▶ [Stated goal]: Reproduce the data in its entirety, exactly as supplied.

################

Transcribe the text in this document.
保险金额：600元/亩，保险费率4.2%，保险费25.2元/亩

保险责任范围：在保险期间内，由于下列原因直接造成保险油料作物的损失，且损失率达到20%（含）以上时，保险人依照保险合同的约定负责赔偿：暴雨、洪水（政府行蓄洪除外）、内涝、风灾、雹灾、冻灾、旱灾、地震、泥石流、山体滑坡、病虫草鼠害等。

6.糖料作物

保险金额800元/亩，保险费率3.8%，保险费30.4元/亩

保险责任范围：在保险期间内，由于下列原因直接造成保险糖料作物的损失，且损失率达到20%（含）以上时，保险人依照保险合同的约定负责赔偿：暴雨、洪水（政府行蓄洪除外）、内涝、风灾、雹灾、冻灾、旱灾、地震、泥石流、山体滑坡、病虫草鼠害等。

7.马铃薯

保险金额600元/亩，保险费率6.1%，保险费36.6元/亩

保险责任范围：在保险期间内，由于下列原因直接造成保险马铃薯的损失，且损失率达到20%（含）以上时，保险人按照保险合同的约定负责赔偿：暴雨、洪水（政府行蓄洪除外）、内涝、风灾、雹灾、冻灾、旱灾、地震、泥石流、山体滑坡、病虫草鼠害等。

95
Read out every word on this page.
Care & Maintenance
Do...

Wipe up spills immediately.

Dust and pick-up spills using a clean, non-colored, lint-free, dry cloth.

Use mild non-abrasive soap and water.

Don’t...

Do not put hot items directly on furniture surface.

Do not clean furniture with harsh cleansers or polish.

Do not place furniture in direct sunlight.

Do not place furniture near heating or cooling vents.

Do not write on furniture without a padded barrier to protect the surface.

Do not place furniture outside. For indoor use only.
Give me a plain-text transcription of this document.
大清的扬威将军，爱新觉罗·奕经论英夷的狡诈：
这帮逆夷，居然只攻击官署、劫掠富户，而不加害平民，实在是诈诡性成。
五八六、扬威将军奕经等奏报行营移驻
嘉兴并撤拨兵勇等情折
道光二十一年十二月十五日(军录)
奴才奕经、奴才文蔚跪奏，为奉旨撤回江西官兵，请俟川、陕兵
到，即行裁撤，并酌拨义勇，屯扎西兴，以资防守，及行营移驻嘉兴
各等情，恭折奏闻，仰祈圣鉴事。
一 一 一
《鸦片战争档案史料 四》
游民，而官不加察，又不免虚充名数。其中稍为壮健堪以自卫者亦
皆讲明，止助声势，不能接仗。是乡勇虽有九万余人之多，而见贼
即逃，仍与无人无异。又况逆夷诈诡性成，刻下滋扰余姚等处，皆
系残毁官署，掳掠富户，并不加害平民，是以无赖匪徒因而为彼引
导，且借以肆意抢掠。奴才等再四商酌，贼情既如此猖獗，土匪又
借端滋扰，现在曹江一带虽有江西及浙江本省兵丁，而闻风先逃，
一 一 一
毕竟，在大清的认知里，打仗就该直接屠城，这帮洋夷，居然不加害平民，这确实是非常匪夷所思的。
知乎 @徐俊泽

################

▶ [Reply to the task]:
Transcribe the text in this document.
保险金额：600元/亩，保险费率4.2%，保险费25.2元/亩

保险责任范围：在保险期间内，由于下列原因直接造成保险油料作物的损失，且损失率达到20%（含）以上时，保险人依照保险合同的约定负责赔偿：暴雨、洪水（政府行蓄洪除外）、内涝、风灾、雹灾、冻灾、旱灾、地震、泥石流、山体滑坡、病虫草鼠害等。

6.糖料作物

保险金额800元/亩，保险费率3.8%，保险费30.4元/亩

保险责任范围：在保险期间内，由于下列原因直接造成保险糖料作物的损失，且损失率达到20%（含）以上时，保险人依照保险合同的约定负责赔偿：暴雨、洪水（政府行蓄洪除外）、内涝、风灾、雹灾、冻灾、旱灾、地震、泥石流、山体滑坡、病虫草鼠害等。

7.马铃薯

保险金额600元/亩，保险费率6.1%，保险费36.6元/亩

保险责任范围：在保险期间内，由于下列原因直接造成保险马铃薯的损失，且损失率达到20%（含）以上时，保险人按照保险合同的约定负责赔偿：暴雨、洪水（政府行蓄洪除外）、内涝、风灾、雹灾、冻灾、旱灾、地震、泥石流、山体滑坡、病虫草鼠害等。

95
Read out every word on this page.
Care & Maintenance
Do...

Wipe up spills immediately.

Dust and pick-up spills using a clean, non-colored, lint-free, dry cloth.

Use mild non-abrasive soap and water.

Don’t...

Do not put hot items directly on furniture surface.

Do not clean furniture with harsh cleansers or polish.

Do not place furniture in direct sunlight.

Do not place furniture near heating or cooling vents.

Do not write on furniture without a padded barrier to protect the surface.

Do not place furniture outside. For indoor use only.
Give me a plain-text transcription of this document.
大清的扬威将军，爱新觉罗·奕经论英夷的狡诈：
这帮逆夷，居然只攻击官署、劫掠富户，而不加害平民，实在是诈诡性成。
五八六、扬威将军奕经等奏报行营移驻
嘉兴并撤拨兵勇等情折
道光二十一年十二月十五日(军录)
奴才奕经、奴才文蔚跪奏，为奉旨撤回江西官兵，请俟川、陕兵
到，即行裁撤，并酌拨义勇，屯扎西兴，以资防守，及行营移驻嘉兴
各等情，恭折奏闻，仰祈圣鉴事。
一 一 一
《鸦片战争档案史料 四》
游民，而官不加察，又不免虚充名数。其中稍为壮健堪以自卫者亦
皆讲明，止助声势，不能接仗。是乡勇虽有九万余人之多，而见贼
即逃，仍与无人无异。又况逆夷诈诡性成，刻下滋扰余姚等处，皆
系残毁官署，掳掠富户，并不加害平民，是以无赖匪徒因而为彼引
导，且借以肆意抢掠。奴才等再四商酌，贼情既如此猖獗，土匪又
借端滋扰，现在曹江一带虽有江西及浙江本省兵丁，而闻风先逃，
一 一 一
毕竟，在大清的认知里，打仗就该直接屠城，这帮洋夷，居然不加害平民，这确实是非常匪夷所思的。
知乎 @徐俊泽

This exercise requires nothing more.